■ Description of the task
Search the material below for the string "subtitle" and list each line that holds it.

== Given records ==

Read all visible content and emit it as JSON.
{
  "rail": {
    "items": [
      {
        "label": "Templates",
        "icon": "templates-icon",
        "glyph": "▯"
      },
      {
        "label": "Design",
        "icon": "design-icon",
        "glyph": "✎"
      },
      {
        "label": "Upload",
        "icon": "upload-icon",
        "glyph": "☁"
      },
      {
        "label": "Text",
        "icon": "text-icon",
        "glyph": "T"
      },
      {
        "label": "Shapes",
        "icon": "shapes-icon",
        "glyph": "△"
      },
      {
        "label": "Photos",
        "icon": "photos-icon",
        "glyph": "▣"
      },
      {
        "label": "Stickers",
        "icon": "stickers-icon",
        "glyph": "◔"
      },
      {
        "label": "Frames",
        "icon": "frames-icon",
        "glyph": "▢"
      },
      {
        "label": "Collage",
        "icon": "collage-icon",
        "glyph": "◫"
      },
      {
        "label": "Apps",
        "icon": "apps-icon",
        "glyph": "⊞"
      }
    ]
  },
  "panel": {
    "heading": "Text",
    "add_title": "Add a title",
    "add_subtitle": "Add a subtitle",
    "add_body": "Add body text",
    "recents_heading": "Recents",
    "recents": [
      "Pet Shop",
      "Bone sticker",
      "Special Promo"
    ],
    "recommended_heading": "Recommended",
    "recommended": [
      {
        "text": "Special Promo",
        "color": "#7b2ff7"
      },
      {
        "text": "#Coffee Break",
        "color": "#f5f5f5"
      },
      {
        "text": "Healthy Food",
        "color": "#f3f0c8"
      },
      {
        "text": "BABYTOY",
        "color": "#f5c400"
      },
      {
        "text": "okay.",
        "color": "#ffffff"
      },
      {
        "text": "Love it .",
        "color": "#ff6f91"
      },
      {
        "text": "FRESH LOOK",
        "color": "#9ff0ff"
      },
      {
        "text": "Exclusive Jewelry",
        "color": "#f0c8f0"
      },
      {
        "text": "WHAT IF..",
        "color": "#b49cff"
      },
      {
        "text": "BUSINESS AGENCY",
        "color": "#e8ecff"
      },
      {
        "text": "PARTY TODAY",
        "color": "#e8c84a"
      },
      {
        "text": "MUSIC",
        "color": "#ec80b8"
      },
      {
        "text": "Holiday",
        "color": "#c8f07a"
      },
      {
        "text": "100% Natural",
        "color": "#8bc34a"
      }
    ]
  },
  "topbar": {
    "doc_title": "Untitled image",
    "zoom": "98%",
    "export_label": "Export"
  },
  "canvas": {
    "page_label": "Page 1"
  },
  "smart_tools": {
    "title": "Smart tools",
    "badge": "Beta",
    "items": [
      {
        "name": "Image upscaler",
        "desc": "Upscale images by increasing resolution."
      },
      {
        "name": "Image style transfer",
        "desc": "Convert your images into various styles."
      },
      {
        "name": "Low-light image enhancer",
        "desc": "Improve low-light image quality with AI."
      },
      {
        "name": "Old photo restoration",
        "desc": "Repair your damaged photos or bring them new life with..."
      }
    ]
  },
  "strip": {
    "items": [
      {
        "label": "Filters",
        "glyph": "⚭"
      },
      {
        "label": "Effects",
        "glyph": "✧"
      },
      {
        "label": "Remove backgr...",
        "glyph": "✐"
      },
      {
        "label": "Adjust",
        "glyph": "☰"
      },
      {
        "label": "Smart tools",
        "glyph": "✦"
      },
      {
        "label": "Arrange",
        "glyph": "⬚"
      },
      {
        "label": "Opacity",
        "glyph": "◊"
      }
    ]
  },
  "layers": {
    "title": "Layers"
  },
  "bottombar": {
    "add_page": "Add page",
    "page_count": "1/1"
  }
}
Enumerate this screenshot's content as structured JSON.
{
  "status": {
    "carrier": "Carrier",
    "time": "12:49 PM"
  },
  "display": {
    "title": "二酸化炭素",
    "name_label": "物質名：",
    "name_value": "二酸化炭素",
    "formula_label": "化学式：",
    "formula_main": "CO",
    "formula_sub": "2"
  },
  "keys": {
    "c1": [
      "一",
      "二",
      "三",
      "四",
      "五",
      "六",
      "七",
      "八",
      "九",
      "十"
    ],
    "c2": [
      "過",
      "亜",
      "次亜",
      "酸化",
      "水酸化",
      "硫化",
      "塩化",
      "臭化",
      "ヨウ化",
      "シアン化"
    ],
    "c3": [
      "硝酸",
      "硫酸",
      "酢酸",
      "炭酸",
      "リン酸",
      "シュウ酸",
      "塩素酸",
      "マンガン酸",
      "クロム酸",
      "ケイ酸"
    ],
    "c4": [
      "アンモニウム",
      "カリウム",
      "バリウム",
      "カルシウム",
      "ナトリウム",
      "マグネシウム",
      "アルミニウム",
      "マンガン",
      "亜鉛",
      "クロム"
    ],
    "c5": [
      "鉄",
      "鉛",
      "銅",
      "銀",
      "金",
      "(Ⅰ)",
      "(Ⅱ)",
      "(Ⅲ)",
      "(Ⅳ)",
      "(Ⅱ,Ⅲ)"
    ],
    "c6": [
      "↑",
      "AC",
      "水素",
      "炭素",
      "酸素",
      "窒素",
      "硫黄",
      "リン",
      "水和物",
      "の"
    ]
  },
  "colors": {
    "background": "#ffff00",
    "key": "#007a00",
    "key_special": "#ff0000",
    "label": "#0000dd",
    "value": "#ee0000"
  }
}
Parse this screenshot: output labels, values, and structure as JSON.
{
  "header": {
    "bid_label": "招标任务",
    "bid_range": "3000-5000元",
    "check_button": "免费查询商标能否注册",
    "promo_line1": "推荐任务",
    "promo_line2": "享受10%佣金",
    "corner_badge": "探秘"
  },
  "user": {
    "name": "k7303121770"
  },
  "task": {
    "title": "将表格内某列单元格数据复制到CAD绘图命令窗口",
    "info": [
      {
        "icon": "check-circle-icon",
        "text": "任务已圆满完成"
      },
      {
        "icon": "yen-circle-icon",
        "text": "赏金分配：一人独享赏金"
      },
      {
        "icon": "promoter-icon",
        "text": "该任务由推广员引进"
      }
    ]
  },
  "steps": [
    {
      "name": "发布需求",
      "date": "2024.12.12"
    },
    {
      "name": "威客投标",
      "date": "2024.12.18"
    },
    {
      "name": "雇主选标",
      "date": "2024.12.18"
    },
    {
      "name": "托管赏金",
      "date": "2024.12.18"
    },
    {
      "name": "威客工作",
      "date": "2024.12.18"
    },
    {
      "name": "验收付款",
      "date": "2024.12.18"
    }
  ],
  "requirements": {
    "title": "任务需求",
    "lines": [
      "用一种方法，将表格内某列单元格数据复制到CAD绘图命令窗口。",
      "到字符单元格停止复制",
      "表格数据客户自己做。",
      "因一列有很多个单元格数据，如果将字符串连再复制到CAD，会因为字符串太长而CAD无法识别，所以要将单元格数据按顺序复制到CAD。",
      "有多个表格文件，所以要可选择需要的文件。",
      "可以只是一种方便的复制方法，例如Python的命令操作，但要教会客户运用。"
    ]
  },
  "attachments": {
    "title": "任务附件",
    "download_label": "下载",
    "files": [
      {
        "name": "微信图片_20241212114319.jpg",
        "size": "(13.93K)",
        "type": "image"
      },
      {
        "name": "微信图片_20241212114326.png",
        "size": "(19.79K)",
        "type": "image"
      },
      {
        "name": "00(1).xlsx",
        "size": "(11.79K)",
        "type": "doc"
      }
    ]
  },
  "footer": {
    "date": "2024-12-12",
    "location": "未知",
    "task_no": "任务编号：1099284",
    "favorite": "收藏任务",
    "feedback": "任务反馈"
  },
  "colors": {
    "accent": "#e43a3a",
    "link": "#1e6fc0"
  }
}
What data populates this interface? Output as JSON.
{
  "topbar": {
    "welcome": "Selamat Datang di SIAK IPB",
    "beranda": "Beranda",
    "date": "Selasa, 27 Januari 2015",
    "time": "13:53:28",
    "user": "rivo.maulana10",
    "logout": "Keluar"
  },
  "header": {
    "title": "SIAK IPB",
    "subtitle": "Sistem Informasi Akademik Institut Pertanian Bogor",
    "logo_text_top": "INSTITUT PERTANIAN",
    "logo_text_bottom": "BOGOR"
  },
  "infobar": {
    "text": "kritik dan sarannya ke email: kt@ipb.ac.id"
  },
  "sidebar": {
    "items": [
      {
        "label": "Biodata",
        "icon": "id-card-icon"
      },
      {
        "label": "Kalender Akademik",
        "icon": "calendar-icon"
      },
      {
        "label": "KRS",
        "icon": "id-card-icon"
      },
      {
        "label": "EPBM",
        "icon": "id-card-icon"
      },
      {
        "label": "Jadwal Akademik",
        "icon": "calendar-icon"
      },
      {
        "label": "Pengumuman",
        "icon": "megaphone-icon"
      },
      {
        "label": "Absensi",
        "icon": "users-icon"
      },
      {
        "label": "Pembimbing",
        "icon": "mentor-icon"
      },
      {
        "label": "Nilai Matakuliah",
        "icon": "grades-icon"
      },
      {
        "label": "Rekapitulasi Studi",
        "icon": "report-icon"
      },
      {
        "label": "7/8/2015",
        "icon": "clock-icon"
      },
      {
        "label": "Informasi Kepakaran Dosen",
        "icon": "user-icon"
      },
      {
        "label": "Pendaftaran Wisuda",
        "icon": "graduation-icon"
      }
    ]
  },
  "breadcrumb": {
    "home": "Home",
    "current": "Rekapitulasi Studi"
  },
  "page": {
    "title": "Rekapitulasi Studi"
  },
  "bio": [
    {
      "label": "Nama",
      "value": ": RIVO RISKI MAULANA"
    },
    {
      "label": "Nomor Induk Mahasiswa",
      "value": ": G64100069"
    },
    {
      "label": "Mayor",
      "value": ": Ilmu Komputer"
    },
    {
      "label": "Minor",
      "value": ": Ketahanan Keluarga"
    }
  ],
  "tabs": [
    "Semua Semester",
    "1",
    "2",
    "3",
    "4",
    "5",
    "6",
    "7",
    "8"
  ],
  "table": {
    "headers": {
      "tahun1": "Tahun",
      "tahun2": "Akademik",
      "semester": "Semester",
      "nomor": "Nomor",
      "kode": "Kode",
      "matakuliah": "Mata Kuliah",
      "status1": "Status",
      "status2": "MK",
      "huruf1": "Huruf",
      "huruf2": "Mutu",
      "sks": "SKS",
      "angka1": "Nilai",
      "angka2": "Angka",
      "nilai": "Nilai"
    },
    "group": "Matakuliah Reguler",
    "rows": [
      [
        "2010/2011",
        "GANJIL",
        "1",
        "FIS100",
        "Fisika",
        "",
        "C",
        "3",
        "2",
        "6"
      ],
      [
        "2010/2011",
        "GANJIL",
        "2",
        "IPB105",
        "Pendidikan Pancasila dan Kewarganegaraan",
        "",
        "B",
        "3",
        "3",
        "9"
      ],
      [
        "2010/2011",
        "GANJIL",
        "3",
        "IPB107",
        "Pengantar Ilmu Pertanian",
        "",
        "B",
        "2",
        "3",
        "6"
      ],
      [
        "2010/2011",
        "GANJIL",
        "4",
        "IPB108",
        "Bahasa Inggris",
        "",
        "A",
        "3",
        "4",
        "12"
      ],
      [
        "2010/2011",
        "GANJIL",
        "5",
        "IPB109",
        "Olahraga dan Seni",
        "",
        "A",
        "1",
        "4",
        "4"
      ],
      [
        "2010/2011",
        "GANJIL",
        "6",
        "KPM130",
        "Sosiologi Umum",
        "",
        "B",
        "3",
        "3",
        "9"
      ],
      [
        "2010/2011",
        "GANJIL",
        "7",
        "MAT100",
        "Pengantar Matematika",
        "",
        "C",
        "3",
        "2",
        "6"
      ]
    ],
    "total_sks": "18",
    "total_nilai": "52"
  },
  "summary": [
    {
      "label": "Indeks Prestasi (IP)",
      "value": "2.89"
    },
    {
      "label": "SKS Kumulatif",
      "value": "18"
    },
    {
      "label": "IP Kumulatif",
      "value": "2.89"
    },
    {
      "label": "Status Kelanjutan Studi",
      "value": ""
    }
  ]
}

===

■ Problem solution
    "add_subtitle": "Add a subtitle",
    "subtitle": "Sistem Informasi Akademik Institut Pertanian Bogor",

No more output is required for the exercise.